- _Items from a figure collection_
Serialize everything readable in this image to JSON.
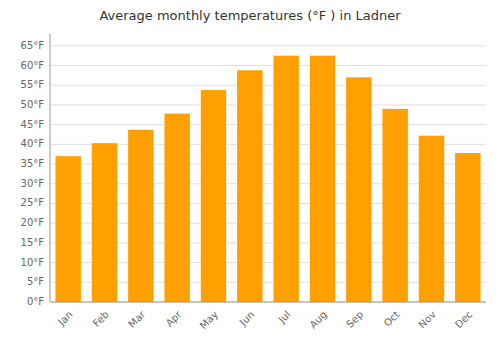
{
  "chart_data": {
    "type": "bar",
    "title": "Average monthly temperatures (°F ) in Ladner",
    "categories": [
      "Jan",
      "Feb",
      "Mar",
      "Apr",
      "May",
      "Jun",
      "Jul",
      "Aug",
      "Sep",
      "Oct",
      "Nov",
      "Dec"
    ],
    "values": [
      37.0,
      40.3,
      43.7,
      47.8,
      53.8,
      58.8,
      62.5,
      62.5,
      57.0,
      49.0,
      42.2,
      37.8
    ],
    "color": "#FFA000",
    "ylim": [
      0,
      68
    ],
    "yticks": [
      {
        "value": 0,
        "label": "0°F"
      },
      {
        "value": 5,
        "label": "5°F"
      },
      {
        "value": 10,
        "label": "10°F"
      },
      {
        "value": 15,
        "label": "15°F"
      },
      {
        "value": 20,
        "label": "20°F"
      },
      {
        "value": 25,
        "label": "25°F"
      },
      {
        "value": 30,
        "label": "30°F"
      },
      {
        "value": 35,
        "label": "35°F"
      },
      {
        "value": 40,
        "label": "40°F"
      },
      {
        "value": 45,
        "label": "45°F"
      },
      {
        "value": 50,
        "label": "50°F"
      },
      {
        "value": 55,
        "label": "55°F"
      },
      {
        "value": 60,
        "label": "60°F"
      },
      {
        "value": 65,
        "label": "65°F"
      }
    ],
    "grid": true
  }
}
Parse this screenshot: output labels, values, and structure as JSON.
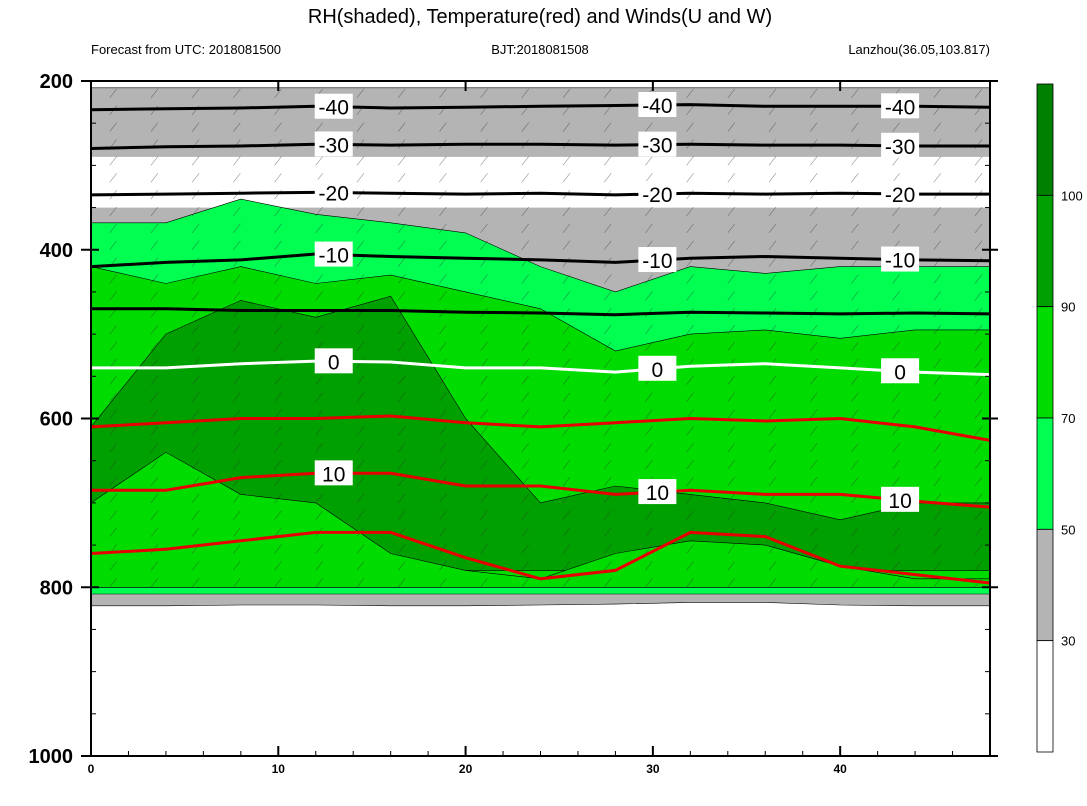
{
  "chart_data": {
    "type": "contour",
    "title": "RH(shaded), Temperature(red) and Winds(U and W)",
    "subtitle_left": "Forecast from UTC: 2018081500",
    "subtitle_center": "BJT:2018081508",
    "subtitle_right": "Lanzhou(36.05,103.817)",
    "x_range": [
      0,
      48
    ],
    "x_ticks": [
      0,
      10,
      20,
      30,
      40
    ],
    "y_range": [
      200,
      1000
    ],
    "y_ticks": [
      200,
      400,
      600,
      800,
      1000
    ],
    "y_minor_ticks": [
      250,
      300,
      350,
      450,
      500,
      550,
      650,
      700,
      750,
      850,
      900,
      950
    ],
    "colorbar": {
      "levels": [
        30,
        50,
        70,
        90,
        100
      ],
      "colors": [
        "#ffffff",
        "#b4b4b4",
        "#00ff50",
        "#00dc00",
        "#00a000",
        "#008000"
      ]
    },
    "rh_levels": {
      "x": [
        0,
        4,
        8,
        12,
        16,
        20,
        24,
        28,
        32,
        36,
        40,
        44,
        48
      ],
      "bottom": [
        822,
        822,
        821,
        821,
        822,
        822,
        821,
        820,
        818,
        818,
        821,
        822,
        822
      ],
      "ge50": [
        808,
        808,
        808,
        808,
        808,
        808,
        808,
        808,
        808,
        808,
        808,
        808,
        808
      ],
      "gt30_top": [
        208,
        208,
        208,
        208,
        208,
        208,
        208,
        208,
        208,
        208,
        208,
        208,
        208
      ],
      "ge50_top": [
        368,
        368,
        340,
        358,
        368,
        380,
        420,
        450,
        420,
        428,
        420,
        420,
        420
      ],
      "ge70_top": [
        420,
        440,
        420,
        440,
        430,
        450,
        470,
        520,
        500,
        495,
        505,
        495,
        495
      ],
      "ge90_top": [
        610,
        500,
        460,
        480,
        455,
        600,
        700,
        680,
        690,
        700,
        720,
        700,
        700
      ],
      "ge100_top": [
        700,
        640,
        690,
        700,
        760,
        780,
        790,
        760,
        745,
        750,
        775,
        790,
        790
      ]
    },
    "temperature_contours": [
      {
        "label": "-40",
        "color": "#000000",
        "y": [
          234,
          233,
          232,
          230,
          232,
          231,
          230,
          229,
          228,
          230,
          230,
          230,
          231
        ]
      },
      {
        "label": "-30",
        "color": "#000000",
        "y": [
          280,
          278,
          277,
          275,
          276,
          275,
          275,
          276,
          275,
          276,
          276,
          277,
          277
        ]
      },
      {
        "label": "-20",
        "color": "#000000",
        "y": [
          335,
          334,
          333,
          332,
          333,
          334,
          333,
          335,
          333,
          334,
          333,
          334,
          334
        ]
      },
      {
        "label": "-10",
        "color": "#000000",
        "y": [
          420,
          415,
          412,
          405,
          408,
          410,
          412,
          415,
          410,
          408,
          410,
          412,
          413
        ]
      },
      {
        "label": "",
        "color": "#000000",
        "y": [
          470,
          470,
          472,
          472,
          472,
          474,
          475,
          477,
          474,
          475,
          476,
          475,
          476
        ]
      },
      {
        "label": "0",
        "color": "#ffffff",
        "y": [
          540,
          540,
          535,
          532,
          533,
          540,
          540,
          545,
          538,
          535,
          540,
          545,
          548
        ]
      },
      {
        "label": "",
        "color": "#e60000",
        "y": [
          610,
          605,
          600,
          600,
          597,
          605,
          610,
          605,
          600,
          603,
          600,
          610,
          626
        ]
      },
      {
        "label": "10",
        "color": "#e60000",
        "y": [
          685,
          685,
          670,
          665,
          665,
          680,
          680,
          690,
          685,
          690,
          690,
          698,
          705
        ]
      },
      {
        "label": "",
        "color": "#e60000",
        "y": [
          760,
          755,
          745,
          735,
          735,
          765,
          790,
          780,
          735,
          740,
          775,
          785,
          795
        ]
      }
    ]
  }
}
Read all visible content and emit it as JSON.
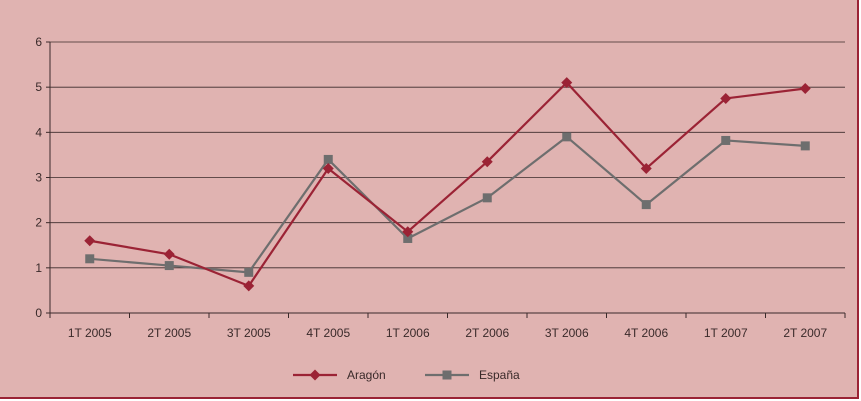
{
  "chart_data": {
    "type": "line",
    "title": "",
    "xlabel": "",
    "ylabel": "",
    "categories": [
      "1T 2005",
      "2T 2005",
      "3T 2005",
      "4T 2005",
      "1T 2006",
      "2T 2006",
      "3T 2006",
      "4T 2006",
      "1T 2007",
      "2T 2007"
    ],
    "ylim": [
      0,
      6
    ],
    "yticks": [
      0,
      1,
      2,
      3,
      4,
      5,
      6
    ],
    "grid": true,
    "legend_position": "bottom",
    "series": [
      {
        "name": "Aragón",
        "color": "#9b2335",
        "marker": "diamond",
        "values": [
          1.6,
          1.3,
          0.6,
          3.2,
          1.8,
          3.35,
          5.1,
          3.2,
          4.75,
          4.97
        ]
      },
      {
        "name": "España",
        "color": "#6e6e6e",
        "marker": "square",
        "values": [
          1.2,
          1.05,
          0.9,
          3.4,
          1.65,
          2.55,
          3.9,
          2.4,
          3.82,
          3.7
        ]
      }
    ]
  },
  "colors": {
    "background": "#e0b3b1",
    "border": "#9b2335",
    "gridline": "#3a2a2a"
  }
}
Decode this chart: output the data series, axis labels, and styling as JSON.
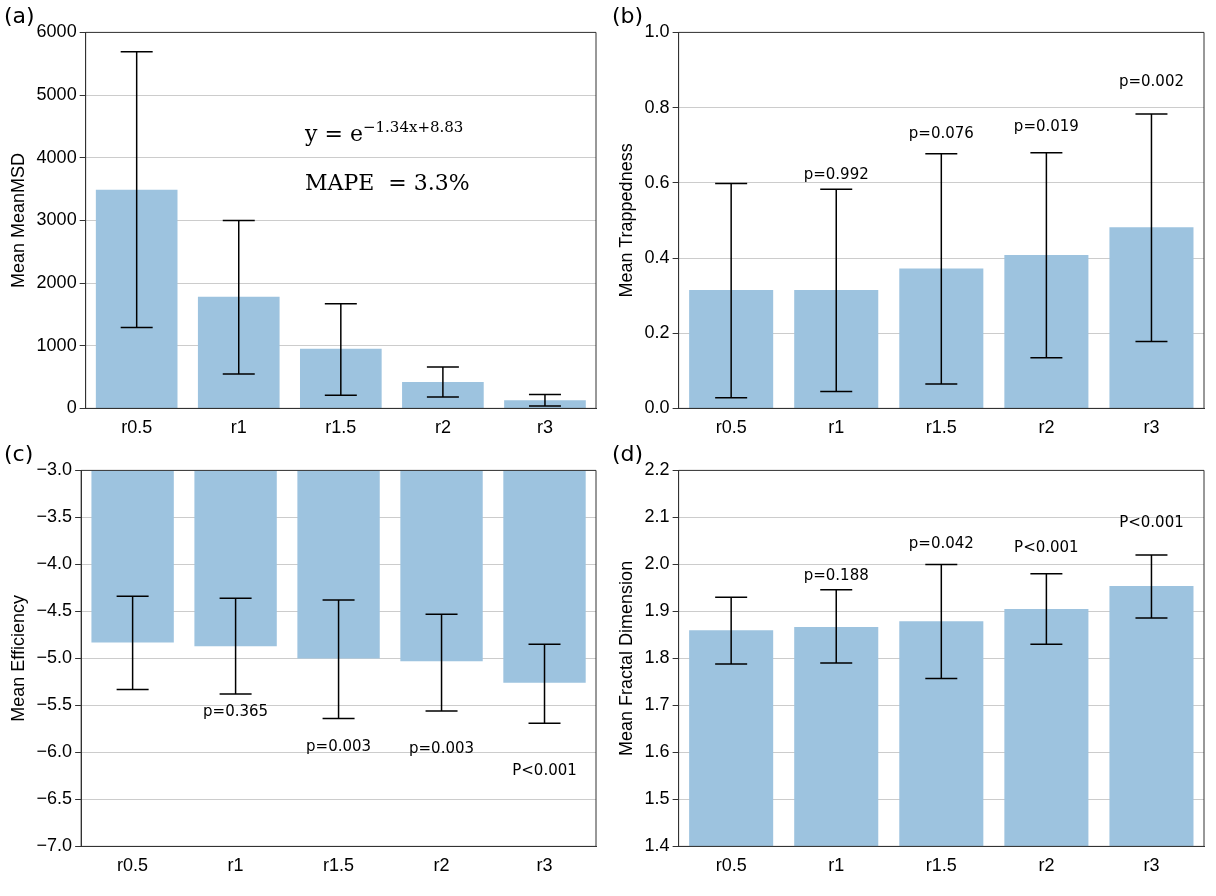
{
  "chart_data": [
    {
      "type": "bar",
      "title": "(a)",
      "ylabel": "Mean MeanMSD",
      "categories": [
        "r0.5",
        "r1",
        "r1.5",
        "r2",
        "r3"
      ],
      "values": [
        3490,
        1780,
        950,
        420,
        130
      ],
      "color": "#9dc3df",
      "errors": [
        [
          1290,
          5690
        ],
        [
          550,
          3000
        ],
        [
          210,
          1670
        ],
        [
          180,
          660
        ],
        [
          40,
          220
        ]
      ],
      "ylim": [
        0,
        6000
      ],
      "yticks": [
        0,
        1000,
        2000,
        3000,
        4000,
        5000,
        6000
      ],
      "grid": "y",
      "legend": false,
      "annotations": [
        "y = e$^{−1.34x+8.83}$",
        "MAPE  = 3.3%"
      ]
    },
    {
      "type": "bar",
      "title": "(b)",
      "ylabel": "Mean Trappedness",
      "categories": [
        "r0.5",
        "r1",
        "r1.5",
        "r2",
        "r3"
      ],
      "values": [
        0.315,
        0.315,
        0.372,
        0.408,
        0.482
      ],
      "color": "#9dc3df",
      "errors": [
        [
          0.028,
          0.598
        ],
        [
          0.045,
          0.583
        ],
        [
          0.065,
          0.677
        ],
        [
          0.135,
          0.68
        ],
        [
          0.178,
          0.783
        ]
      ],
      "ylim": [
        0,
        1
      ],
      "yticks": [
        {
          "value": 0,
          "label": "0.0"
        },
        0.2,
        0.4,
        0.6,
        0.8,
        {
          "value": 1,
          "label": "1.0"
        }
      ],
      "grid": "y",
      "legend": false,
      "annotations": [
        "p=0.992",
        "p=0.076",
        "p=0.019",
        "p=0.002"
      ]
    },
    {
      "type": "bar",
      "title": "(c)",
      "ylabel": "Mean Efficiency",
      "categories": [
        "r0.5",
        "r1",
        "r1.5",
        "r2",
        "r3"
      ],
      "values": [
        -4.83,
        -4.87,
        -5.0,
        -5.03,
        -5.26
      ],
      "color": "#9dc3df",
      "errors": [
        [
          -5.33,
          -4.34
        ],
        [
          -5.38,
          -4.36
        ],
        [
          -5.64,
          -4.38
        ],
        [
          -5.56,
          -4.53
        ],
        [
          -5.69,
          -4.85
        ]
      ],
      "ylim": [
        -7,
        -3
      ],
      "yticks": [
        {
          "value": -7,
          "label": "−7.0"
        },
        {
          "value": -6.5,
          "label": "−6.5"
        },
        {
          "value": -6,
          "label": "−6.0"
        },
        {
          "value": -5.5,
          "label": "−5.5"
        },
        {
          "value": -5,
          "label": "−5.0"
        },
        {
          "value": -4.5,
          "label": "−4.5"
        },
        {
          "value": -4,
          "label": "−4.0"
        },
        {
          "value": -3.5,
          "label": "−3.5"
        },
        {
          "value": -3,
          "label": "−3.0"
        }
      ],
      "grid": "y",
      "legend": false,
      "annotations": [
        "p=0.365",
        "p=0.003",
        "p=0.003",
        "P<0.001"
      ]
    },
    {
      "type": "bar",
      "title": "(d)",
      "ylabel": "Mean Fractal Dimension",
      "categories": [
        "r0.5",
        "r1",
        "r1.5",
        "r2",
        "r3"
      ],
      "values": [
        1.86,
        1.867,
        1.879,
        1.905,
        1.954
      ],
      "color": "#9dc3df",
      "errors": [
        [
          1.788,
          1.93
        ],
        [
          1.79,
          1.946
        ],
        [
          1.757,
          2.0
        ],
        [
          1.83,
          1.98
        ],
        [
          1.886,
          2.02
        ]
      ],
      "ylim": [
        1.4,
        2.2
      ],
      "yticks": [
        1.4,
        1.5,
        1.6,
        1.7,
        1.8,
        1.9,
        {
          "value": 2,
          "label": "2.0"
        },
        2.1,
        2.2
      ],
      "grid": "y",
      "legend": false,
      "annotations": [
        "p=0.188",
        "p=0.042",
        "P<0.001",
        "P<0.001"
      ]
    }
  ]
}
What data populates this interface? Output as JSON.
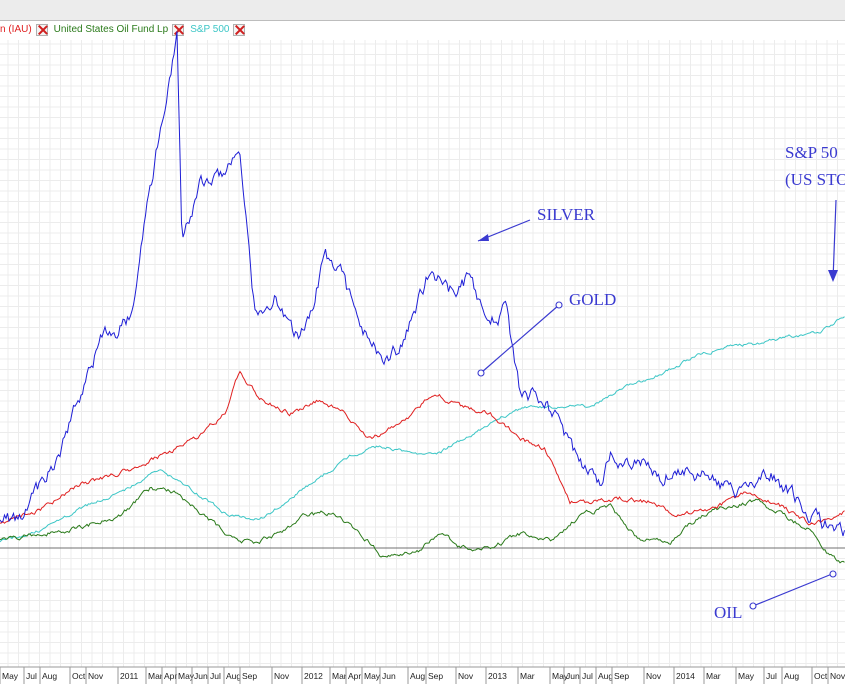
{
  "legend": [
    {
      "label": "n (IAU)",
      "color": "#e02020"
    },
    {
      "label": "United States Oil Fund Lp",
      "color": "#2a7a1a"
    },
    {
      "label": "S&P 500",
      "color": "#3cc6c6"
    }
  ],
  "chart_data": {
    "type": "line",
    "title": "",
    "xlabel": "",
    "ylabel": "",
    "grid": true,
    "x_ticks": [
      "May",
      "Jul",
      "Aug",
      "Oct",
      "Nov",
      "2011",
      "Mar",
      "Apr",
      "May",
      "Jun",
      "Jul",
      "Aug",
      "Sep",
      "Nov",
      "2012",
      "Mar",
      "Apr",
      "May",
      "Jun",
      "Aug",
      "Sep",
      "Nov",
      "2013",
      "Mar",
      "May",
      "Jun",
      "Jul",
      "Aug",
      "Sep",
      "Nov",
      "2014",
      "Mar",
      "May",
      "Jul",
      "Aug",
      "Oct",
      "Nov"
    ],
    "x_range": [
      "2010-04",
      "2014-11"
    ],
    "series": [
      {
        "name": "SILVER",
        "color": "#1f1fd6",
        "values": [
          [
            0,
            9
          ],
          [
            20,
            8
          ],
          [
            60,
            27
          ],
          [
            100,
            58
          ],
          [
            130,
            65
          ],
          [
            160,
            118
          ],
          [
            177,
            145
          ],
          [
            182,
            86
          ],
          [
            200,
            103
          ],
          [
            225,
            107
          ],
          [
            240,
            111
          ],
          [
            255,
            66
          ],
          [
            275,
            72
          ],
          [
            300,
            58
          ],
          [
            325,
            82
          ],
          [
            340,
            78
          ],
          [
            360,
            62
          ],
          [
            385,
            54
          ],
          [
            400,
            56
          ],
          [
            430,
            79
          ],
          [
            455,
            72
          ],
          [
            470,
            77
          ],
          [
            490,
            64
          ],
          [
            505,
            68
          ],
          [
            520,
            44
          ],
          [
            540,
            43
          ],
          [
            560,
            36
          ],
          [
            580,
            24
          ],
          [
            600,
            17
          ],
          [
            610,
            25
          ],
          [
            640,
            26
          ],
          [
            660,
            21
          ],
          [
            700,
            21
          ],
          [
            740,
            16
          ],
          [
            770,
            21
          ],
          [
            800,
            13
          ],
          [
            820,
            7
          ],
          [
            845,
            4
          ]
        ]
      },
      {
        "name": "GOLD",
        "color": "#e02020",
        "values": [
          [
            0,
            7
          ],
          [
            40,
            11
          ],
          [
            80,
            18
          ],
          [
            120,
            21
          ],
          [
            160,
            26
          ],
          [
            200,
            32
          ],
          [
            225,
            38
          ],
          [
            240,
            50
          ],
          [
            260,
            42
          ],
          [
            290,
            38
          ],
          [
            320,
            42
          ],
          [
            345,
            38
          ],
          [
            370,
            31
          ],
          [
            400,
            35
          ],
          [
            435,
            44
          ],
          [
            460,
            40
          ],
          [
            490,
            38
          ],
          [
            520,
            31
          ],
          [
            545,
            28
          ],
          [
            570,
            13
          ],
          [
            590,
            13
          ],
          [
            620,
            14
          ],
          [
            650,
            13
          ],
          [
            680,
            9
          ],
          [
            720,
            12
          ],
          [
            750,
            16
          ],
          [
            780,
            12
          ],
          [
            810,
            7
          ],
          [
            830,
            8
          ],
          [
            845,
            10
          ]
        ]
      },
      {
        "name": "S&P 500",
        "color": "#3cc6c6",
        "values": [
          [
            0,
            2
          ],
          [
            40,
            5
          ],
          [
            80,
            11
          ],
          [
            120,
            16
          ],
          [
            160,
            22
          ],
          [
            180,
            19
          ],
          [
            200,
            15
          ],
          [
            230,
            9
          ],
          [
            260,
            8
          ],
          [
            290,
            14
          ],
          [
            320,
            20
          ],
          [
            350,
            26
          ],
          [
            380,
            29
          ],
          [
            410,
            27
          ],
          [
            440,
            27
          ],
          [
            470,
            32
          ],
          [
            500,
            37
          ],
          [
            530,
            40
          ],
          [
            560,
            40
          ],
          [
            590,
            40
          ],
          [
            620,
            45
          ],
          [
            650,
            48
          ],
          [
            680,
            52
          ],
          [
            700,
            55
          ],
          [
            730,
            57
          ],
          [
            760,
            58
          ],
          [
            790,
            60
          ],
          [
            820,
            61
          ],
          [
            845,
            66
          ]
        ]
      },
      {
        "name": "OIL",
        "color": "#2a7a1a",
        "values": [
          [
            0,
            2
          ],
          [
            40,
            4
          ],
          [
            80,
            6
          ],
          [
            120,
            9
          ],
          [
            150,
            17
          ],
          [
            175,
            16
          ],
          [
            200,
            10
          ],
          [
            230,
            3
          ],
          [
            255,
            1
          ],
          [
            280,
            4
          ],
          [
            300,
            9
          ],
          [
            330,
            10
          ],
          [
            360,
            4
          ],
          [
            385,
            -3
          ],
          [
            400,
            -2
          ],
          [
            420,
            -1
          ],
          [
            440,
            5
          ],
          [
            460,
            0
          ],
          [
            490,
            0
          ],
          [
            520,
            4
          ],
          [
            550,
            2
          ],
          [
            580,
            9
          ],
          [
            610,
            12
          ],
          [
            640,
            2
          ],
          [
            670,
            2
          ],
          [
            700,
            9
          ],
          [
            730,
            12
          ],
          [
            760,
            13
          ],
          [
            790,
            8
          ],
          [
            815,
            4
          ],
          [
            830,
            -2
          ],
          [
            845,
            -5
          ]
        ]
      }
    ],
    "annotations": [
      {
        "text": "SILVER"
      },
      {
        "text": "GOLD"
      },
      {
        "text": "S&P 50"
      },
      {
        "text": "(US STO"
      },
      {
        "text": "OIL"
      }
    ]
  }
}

- _YOUR GOAL_
Extract every line containing the string "Mean" from the material.

- _SOLUTION TO THIS PROBLEM_
      "ylabel": "Mean MeanMSD",
      "ylabel": "Mean Trappedness",
      "ylabel": "Mean Efficiency",
      "ylabel": "Mean Fractal Dimension",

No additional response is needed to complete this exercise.